RAW RECORDS |
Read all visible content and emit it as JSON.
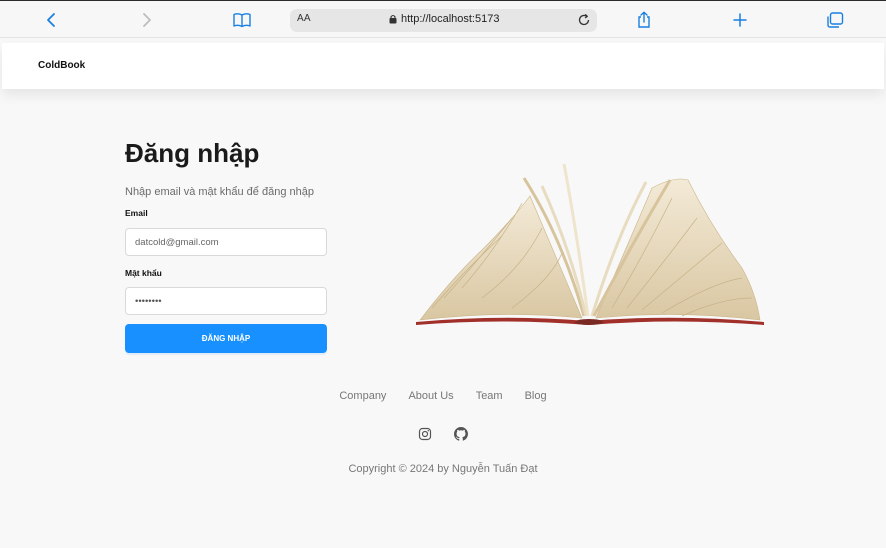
{
  "browser": {
    "reader_label": "AA",
    "url": "http://localhost:5173",
    "icons": [
      "back-icon",
      "forward-icon",
      "bookmarks-icon",
      "lock-icon",
      "reload-icon",
      "share-icon",
      "new-tab-icon",
      "tabs-icon"
    ],
    "accent": "#1a7fe0"
  },
  "header": {
    "logo": "ColdBook"
  },
  "login": {
    "title": "Đăng nhập",
    "subtitle": "Nhập email và mật khẩu để đăng nhập",
    "email_label": "Email",
    "email_placeholder": "datcold@gmail.com",
    "password_label": "Mật khẩu",
    "password_value": "••••••••",
    "submit_label": "ĐĂNG NHẬP",
    "button_color": "#1890ff"
  },
  "footer": {
    "links": [
      "Company",
      "About Us",
      "Team",
      "Blog"
    ],
    "social_icons": [
      "instagram-icon",
      "github-icon"
    ],
    "copyright": "Copyright © 2024 by Nguyễn Tuấn Đạt"
  }
}
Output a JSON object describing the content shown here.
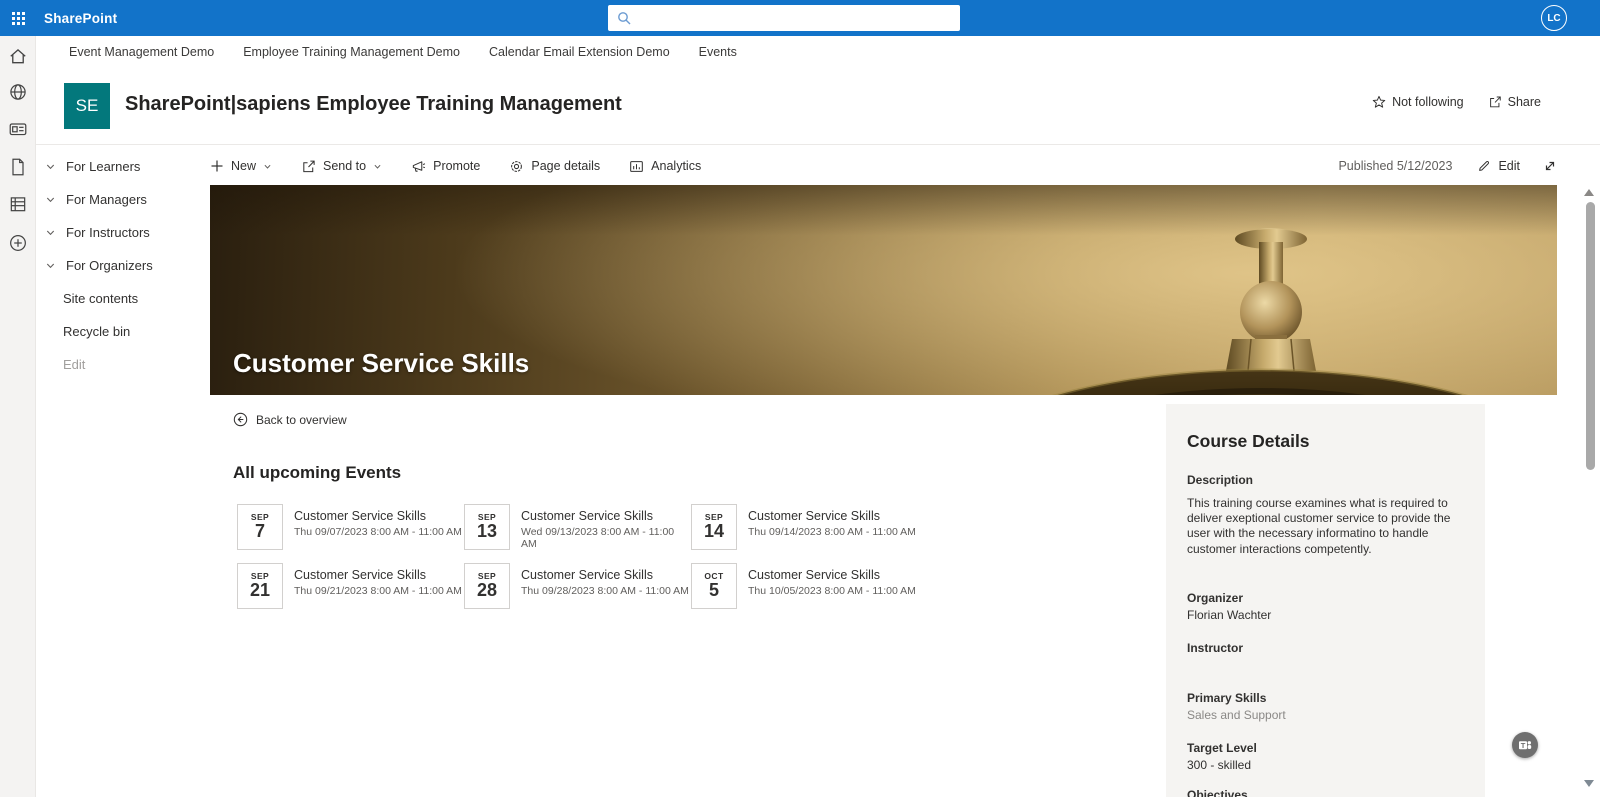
{
  "suite_bar": {
    "app_name": "SharePoint",
    "search_placeholder": "",
    "avatar_initials": "LC"
  },
  "hub_nav": {
    "items": [
      "Event Management Demo",
      "Employee Training Management Demo",
      "Calendar Email Extension Demo",
      "Events"
    ]
  },
  "site_header": {
    "logo_text": "SE",
    "title": "SharePoint|sapiens Employee Training Management",
    "follow_label": "Not following",
    "share_label": "Share"
  },
  "sidebar": {
    "groups": [
      {
        "label": "For Learners"
      },
      {
        "label": "For Managers"
      },
      {
        "label": "For Instructors"
      },
      {
        "label": "For Organizers"
      }
    ],
    "links": [
      "Site contents",
      "Recycle bin"
    ],
    "edit_label": "Edit"
  },
  "command_bar": {
    "new_label": "New",
    "send_to_label": "Send to",
    "promote_label": "Promote",
    "page_details_label": "Page details",
    "analytics_label": "Analytics",
    "published": "Published 5/12/2023",
    "edit_label": "Edit"
  },
  "hero": {
    "title": "Customer Service Skills"
  },
  "content": {
    "back_link": "Back to overview",
    "events_heading": "All upcoming Events",
    "events": [
      {
        "month": "SEP",
        "day": "7",
        "title": "Customer Service Skills",
        "datetime": "Thu 09/07/2023 8:00 AM - 11:00 AM"
      },
      {
        "month": "SEP",
        "day": "13",
        "title": "Customer Service Skills",
        "datetime": "Wed 09/13/2023 8:00 AM - 11:00 AM"
      },
      {
        "month": "SEP",
        "day": "14",
        "title": "Customer Service Skills",
        "datetime": "Thu 09/14/2023 8:00 AM - 11:00 AM"
      },
      {
        "month": "SEP",
        "day": "21",
        "title": "Customer Service Skills",
        "datetime": "Thu 09/21/2023 8:00 AM - 11:00 AM"
      },
      {
        "month": "SEP",
        "day": "28",
        "title": "Customer Service Skills",
        "datetime": "Thu 09/28/2023 8:00 AM - 11:00 AM"
      },
      {
        "month": "OCT",
        "day": "5",
        "title": "Customer Service Skills",
        "datetime": "Thu 10/05/2023 8:00 AM - 11:00 AM"
      }
    ]
  },
  "course_details": {
    "heading": "Course Details",
    "description_label": "Description",
    "description": "This training course examines what is required to deliver exeptional customer service to provide the user with the necessary informatino to handle customer interactions competently.",
    "organizer_label": "Organizer",
    "organizer": "Florian Wachter",
    "instructor_label": "Instructor",
    "instructor": "",
    "primary_skills_label": "Primary Skills",
    "primary_skills": "Sales and Support",
    "target_level_label": "Target Level",
    "target_level": "300 - skilled",
    "objectives_label": "Objectives"
  },
  "icons": {
    "waffle": "app-launcher",
    "search": "magnifier",
    "star": "not-following",
    "share": "share-box-arrow",
    "rail": [
      "home",
      "globe",
      "news-card",
      "page",
      "library-stack",
      "add-circle"
    ],
    "commands": [
      "plus",
      "send-share",
      "megaphone",
      "gear",
      "bar-chart",
      "pencil",
      "expand-diagonal"
    ],
    "back": "arrow-left-circle",
    "fab": "teams"
  },
  "colors": {
    "suite_bar": "#1273c9",
    "logo_bg": "#03787c",
    "text_primary": "#323130",
    "text_muted": "#605e5c",
    "hero_gold": "#bd9f62",
    "panel_bg": "#f5f4f2"
  }
}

GOAL OF THE EXERCISE |
Your copy should hold every record word for word and none of the pictures.

RESULT |
Read all visible content and emit it as JSON.
{
  "browser": {
    "reader_label": "AA",
    "url": "http://localhost:5173",
    "icons": [
      "back-icon",
      "forward-icon",
      "bookmarks-icon",
      "lock-icon",
      "reload-icon",
      "share-icon",
      "new-tab-icon",
      "tabs-icon"
    ],
    "accent": "#1a7fe0"
  },
  "header": {
    "logo": "ColdBook"
  },
  "login": {
    "title": "Đăng nhập",
    "subtitle": "Nhập email và mật khẩu để đăng nhập",
    "email_label": "Email",
    "email_placeholder": "datcold@gmail.com",
    "password_label": "Mật khẩu",
    "password_value": "••••••••",
    "submit_label": "ĐĂNG NHẬP",
    "button_color": "#1890ff"
  },
  "footer": {
    "links": [
      "Company",
      "About Us",
      "Team",
      "Blog"
    ],
    "social_icons": [
      "instagram-icon",
      "github-icon"
    ],
    "copyright": "Copyright © 2024 by Nguyễn Tuấn Đạt"
  }
}
Output a JSON object describing the content shown here.
{
  "suite_bar": {
    "app_name": "SharePoint",
    "search_placeholder": "",
    "avatar_initials": "LC"
  },
  "hub_nav": {
    "items": [
      "Event Management Demo",
      "Employee Training Management Demo",
      "Calendar Email Extension Demo",
      "Events"
    ]
  },
  "site_header": {
    "logo_text": "SE",
    "title": "SharePoint|sapiens Employee Training Management",
    "follow_label": "Not following",
    "share_label": "Share"
  },
  "sidebar": {
    "groups": [
      {
        "label": "For Learners"
      },
      {
        "label": "For Managers"
      },
      {
        "label": "For Instructors"
      },
      {
        "label": "For Organizers"
      }
    ],
    "links": [
      "Site contents",
      "Recycle bin"
    ],
    "edit_label": "Edit"
  },
  "command_bar": {
    "new_label": "New",
    "send_to_label": "Send to",
    "promote_label": "Promote",
    "page_details_label": "Page details",
    "analytics_label": "Analytics",
    "published": "Published 5/12/2023",
    "edit_label": "Edit"
  },
  "hero": {
    "title": "Customer Service Skills"
  },
  "content": {
    "back_link": "Back to overview",
    "events_heading": "All upcoming Events",
    "events": [
      {
        "month": "SEP",
        "day": "7",
        "title": "Customer Service Skills",
        "datetime": "Thu 09/07/2023 8:00 AM - 11:00 AM"
      },
      {
        "month": "SEP",
        "day": "13",
        "title": "Customer Service Skills",
        "datetime": "Wed 09/13/2023 8:00 AM - 11:00 AM"
      },
      {
        "month": "SEP",
        "day": "14",
        "title": "Customer Service Skills",
        "datetime": "Thu 09/14/2023 8:00 AM - 11:00 AM"
      },
      {
        "month": "SEP",
        "day": "21",
        "title": "Customer Service Skills",
        "datetime": "Thu 09/21/2023 8:00 AM - 11:00 AM"
      },
      {
        "month": "SEP",
        "day": "28",
        "title": "Customer Service Skills",
        "datetime": "Thu 09/28/2023 8:00 AM - 11:00 AM"
      },
      {
        "month": "OCT",
        "day": "5",
        "title": "Customer Service Skills",
        "datetime": "Thu 10/05/2023 8:00 AM - 11:00 AM"
      }
    ]
  },
  "course_details": {
    "heading": "Course Details",
    "description_label": "Description",
    "description": "This training course examines what is required to deliver exeptional customer service to provide the user with the necessary informatino to handle customer interactions competently.",
    "organizer_label": "Organizer",
    "organizer": "Florian Wachter",
    "instructor_label": "Instructor",
    "instructor": "",
    "primary_skills_label": "Primary Skills",
    "primary_skills": "Sales and Support",
    "target_level_label": "Target Level",
    "target_level": "300 - skilled",
    "objectives_label": "Objectives"
  },
  "icons": {
    "waffle": "app-launcher",
    "search": "magnifier",
    "star": "not-following",
    "share": "share-box-arrow",
    "rail": [
      "home",
      "globe",
      "news-card",
      "page",
      "library-stack",
      "add-circle"
    ],
    "commands": [
      "plus",
      "send-share",
      "megaphone",
      "gear",
      "bar-chart",
      "pencil",
      "expand-diagonal"
    ],
    "back": "arrow-left-circle",
    "fab": "teams"
  },
  "colors": {
    "suite_bar": "#1273c9",
    "logo_bg": "#03787c",
    "text_primary": "#323130",
    "text_muted": "#605e5c",
    "hero_gold": "#bd9f62",
    "panel_bg": "#f5f4f2"
  }
}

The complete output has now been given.